* _What you are asked to do_
Write out the items below without any changes, starting at the first line and ending with the line that contains "85, 365, 89]".

## start Provided records

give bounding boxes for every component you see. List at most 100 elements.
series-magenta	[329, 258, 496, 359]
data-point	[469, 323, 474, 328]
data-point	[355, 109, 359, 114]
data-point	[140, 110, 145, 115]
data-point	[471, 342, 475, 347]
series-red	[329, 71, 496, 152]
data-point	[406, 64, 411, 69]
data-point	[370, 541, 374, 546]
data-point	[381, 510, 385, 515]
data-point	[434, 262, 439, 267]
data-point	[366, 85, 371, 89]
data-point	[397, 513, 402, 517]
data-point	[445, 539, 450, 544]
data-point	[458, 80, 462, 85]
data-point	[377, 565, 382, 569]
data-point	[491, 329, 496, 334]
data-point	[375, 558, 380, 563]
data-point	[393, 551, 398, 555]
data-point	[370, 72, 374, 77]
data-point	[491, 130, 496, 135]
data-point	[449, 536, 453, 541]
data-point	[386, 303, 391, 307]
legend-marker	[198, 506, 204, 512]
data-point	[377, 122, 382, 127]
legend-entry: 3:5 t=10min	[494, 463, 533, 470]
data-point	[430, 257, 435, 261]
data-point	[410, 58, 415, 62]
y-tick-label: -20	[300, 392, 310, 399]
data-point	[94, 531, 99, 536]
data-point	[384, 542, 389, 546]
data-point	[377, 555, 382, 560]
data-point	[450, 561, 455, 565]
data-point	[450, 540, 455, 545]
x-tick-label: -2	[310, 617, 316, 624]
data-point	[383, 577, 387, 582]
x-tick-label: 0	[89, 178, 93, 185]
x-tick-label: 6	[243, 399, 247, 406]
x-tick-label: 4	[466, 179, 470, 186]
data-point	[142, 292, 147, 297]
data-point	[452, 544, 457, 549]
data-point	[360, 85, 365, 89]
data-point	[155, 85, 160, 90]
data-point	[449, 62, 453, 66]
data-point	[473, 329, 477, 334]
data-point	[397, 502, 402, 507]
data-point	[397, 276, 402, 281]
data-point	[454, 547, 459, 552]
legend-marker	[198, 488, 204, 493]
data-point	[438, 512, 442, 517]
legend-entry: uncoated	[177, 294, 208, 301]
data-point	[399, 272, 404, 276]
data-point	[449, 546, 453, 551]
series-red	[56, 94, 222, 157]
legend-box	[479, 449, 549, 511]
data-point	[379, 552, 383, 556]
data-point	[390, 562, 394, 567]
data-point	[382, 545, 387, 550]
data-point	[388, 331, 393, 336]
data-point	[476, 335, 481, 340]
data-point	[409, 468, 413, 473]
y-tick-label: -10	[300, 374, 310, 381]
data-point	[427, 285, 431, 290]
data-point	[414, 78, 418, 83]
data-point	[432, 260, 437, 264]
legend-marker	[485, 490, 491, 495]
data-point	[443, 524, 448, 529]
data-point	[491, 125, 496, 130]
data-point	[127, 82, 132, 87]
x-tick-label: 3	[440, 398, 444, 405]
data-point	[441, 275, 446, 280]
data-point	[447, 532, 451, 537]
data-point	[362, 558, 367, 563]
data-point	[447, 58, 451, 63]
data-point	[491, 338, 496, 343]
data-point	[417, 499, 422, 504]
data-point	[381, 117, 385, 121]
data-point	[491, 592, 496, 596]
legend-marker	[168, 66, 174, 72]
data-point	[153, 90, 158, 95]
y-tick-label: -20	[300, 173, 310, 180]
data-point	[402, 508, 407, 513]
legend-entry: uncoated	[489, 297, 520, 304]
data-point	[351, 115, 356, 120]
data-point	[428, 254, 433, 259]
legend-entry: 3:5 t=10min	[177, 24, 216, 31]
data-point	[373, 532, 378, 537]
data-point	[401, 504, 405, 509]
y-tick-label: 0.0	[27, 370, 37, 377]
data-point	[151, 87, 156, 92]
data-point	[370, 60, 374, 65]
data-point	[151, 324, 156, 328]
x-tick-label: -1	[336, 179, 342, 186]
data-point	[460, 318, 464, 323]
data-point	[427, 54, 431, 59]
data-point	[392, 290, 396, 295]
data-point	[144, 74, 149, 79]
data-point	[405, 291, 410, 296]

## end Provided records

* _Output for this exercise_
give bounding boxes for every component you see. List at most 100 elements.
series-magenta	[329, 258, 496, 359]
data-point	[469, 323, 474, 328]
data-point	[355, 109, 359, 114]
data-point	[140, 110, 145, 115]
data-point	[471, 342, 475, 347]
series-red	[329, 71, 496, 152]
data-point	[406, 64, 411, 69]
data-point	[370, 541, 374, 546]
data-point	[381, 510, 385, 515]
data-point	[434, 262, 439, 267]
data-point	[366, 85, 371, 89]
data-point	[397, 513, 402, 517]
data-point	[445, 539, 450, 544]
data-point	[458, 80, 462, 85]
data-point	[377, 565, 382, 569]
data-point	[491, 329, 496, 334]
data-point	[375, 558, 380, 563]
data-point	[393, 551, 398, 555]
data-point	[370, 72, 374, 77]
data-point	[491, 130, 496, 135]
data-point	[449, 536, 453, 541]
data-point	[386, 303, 391, 307]
legend-marker	[198, 506, 204, 512]
data-point	[377, 122, 382, 127]
legend-entry: 3:5 t=10min	[494, 463, 533, 470]
data-point	[430, 257, 435, 261]
data-point	[410, 58, 415, 62]
y-tick-label: -20	[300, 392, 310, 399]
data-point	[94, 531, 99, 536]
data-point	[384, 542, 389, 546]
data-point	[377, 555, 382, 560]
data-point	[450, 561, 455, 565]
data-point	[450, 540, 455, 545]
x-tick-label: -2	[310, 617, 316, 624]
data-point	[383, 577, 387, 582]
x-tick-label: 0	[89, 178, 93, 185]
x-tick-label: 6	[243, 399, 247, 406]
x-tick-label: 4	[466, 179, 470, 186]
data-point	[142, 292, 147, 297]
data-point	[452, 544, 457, 549]
data-point	[360, 85, 365, 89]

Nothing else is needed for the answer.